(Layout records)
==============================

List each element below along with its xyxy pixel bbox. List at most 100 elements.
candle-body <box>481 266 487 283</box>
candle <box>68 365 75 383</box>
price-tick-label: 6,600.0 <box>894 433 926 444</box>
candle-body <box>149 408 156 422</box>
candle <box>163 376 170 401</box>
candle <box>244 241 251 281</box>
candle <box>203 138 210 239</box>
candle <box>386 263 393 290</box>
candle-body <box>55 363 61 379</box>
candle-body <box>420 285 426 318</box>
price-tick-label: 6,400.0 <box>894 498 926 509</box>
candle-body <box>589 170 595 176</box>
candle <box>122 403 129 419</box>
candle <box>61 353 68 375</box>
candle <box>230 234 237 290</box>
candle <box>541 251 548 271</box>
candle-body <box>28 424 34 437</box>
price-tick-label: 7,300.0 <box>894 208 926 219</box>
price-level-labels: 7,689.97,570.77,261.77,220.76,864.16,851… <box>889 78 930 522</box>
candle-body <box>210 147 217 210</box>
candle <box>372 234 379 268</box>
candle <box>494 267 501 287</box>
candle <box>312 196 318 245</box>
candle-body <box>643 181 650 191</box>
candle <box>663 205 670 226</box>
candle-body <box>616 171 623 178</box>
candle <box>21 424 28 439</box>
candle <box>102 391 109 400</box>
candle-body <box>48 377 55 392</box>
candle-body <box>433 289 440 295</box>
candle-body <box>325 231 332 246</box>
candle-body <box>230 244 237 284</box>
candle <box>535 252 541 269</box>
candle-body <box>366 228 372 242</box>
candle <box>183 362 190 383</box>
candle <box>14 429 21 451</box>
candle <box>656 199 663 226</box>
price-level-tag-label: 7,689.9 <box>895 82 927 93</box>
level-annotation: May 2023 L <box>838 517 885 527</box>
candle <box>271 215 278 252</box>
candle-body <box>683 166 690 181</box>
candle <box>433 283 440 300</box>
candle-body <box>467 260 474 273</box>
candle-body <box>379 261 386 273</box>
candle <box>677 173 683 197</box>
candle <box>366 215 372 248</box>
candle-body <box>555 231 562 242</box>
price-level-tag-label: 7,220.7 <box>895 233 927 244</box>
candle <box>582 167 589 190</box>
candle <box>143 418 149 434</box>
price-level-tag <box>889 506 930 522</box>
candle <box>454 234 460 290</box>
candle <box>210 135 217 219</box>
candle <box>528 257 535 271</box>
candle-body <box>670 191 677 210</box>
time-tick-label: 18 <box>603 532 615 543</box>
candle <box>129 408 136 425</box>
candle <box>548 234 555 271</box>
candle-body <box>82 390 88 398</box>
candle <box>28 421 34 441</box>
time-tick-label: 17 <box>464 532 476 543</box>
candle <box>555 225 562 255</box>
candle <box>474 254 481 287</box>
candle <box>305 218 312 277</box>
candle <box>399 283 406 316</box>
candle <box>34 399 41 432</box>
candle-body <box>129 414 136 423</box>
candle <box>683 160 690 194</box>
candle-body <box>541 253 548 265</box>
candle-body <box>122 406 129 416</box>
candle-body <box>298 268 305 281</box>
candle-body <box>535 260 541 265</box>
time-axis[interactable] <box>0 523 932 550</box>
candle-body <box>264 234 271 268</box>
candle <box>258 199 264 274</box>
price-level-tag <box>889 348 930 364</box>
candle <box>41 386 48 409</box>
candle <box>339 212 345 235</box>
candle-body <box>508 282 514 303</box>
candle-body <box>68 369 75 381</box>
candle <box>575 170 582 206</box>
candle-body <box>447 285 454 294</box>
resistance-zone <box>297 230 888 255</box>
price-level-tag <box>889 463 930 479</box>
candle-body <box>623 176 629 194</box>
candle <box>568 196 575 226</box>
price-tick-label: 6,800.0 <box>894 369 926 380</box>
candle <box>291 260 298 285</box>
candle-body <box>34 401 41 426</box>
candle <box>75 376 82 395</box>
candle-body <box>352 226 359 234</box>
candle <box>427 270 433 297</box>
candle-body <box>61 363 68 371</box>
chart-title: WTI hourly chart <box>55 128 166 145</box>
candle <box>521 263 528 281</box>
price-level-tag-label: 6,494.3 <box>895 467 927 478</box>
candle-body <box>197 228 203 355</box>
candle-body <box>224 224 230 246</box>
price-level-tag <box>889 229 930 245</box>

==============================

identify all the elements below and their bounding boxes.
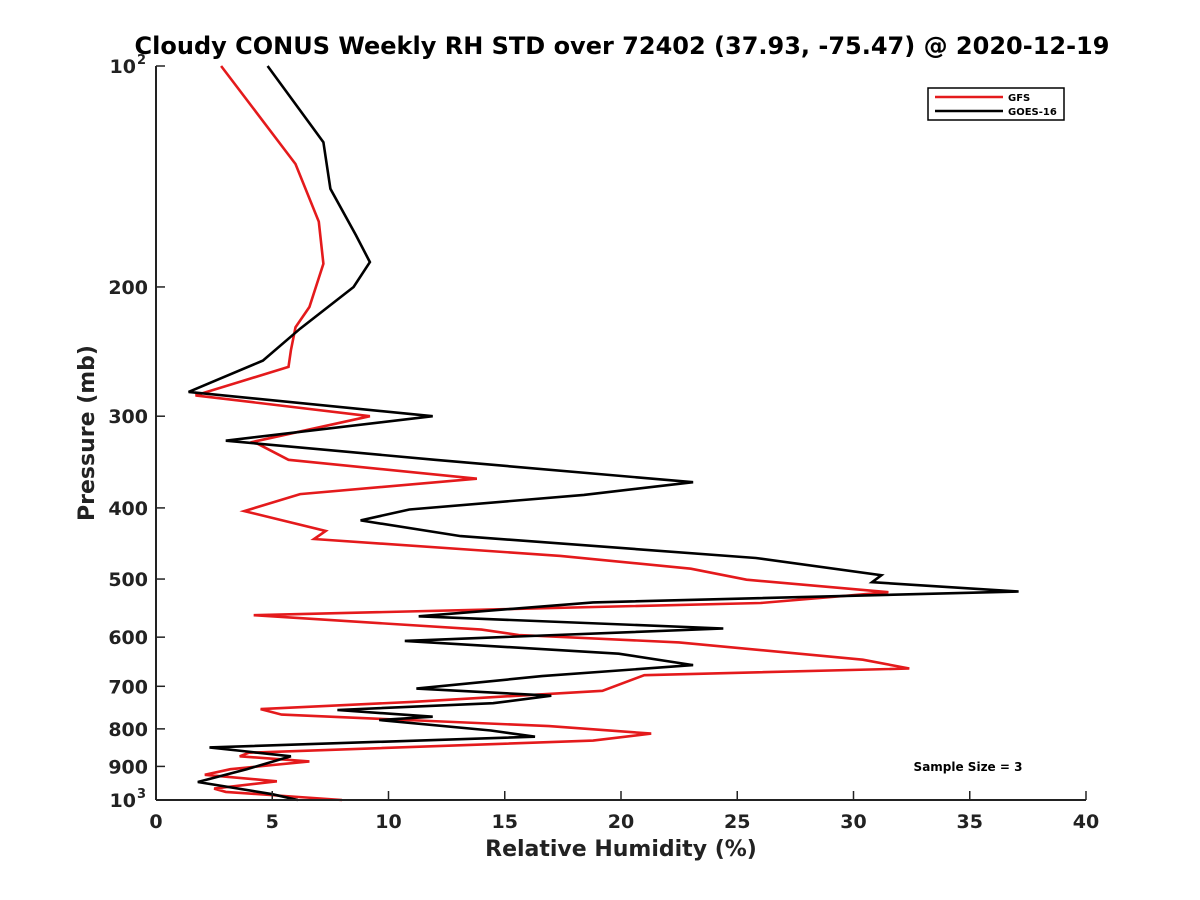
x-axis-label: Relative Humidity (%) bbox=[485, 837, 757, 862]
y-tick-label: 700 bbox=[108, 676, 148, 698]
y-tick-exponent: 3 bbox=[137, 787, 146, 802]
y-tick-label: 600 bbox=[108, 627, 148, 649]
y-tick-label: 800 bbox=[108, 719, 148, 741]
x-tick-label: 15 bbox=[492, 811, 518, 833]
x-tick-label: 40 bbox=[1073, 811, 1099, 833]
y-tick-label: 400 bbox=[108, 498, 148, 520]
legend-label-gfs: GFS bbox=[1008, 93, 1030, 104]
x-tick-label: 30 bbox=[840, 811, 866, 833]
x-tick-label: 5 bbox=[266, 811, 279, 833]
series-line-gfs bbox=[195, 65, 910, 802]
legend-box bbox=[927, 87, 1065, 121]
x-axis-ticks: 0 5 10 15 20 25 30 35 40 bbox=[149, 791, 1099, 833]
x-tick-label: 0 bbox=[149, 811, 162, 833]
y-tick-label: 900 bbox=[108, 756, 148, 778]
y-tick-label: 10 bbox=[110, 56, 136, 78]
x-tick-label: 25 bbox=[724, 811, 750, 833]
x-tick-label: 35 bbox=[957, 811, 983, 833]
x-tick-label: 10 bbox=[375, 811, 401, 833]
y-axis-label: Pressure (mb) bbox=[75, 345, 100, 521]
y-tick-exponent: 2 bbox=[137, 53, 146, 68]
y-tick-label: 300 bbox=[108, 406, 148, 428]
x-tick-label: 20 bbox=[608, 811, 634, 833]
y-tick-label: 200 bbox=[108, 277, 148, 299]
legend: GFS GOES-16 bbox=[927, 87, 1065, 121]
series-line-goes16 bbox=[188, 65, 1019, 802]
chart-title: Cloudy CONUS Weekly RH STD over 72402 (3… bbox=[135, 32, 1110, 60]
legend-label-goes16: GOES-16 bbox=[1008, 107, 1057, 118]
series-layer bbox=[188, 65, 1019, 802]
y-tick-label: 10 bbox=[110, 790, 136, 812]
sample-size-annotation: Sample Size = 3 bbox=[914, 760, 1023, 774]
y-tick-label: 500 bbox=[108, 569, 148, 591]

==============================

[AIM OF THE TASK] Copy out, word for word, the lines of the data above from the line with "x-axis-label: Relative Humidity" up to and including the line with "x-tick-label: 5 bbox=[266, 811, 279, 833]".

[SOLUTION TO THE EXERCISE]
x-axis-label: Relative Humidity (%) bbox=[485, 837, 757, 862]
y-tick-label: 700 bbox=[108, 676, 148, 698]
y-tick-exponent: 3 bbox=[137, 787, 146, 802]
y-tick-label: 600 bbox=[108, 627, 148, 649]
y-tick-label: 800 bbox=[108, 719, 148, 741]
x-tick-label: 15 bbox=[492, 811, 518, 833]
x-tick-label: 40 bbox=[1073, 811, 1099, 833]
y-tick-label: 400 bbox=[108, 498, 148, 520]
legend-label-gfs: GFS bbox=[1008, 93, 1030, 104]
x-tick-label: 30 bbox=[840, 811, 866, 833]
x-tick-label: 5 bbox=[266, 811, 279, 833]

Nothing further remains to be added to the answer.